I started out by cloning the RELAX NG presentation, which started out oas
a clone of the Unicode presentation I did in 2001 and 2002.  I decided
to use OpenOffice.org[1] this time, though, rather than PowerPoint.
(I had actually used OOo before but had worked exclusively in ppt format.)
After a frenzied day of writing on Sunday, I had something with a random
mixture of basic fonts: Courier New for monowidth text, and Arial Unicode
MS (held over from the Unicode presentation) and Times New Roman for
everything else.  Urgh.

I wanted a sans serif font that looked better than Arial.  I had read the
docs on Gentium[2], a Latin/Greek font now being distributed by SIL, and
it sounded good.  I fetched it and applied it at a few selected spots
in my presentation: it looked good, too, and I suspect it'll look even
better blown up and projected.

Given entries:

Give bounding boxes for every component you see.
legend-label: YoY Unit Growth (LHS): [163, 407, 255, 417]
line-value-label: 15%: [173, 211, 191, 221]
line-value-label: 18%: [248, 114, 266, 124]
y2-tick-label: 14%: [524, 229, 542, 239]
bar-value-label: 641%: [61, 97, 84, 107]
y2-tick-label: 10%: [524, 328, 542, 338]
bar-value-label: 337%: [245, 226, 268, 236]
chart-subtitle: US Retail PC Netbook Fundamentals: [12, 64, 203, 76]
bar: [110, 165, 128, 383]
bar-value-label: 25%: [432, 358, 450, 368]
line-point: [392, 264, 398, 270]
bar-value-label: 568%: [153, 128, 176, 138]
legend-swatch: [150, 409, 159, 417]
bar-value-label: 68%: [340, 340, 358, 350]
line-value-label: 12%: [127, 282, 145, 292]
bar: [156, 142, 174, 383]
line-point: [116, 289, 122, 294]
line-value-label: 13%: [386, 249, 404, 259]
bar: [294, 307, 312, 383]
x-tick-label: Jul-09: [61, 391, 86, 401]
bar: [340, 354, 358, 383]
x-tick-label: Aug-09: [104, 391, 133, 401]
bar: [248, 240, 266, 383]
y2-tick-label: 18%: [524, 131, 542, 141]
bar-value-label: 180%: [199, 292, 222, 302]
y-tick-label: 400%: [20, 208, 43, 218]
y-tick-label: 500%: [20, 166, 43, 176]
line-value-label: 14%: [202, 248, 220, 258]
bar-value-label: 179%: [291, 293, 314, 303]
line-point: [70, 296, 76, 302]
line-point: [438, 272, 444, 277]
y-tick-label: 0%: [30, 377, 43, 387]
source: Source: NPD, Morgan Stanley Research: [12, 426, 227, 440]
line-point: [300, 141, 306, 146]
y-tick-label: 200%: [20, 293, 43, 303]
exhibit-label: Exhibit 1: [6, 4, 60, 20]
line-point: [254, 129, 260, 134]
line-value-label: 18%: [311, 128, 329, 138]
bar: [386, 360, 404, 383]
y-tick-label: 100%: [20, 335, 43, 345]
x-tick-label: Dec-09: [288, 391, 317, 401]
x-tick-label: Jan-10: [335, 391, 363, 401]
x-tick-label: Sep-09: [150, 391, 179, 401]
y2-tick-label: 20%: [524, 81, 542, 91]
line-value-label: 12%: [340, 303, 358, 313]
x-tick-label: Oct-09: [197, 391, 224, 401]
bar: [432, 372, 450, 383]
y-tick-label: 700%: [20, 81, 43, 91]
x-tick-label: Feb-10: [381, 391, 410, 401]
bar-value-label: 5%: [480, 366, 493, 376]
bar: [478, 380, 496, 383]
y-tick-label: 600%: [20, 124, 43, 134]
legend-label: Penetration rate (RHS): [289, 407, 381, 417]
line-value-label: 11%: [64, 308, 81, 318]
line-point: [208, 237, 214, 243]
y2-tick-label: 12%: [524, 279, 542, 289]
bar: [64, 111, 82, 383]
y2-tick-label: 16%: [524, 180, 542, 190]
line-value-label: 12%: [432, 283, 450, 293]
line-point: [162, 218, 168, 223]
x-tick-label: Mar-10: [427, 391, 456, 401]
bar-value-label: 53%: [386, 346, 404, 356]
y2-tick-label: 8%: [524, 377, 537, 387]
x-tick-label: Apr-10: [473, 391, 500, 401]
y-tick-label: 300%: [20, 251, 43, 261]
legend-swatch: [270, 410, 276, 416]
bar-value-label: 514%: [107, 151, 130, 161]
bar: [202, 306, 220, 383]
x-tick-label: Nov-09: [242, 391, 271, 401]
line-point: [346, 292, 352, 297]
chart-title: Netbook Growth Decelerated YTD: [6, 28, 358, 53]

What is needed: Update the passage about building the presentation, starting with "I started out" and going on through "up and projected.", so that "Sunday" reads "Saturday". The records have nothing to do with the text.

Finished exercise:
I started out by cloning the RELAX NG presentation, which started out oas
a clone of the Unicode presentation I did in 2001 and 2002.  I decided
to use OpenOffice.org[1] this time, though, rather than PowerPoint.
(I had actually used OOo before but had worked exclusively in ppt format.)
After a frenzied day of writing on Saturday, I had something with a random
mixture of basic fonts: Courier New for monowidth text, and Arial Unicode
MS (held over from the Unicode presentation) and Times New Roman for
everything else.  Urgh.

I wanted a sans serif font that looked better than Arial.  I had read the
docs on Gentium[2], a Latin/Greek font now being distributed by SIL, and
it sounded good.  I fetched it and applied it at a few selected spots
in my presentation: it looked good, too, and I suspect it'll look even
better blown up and projected.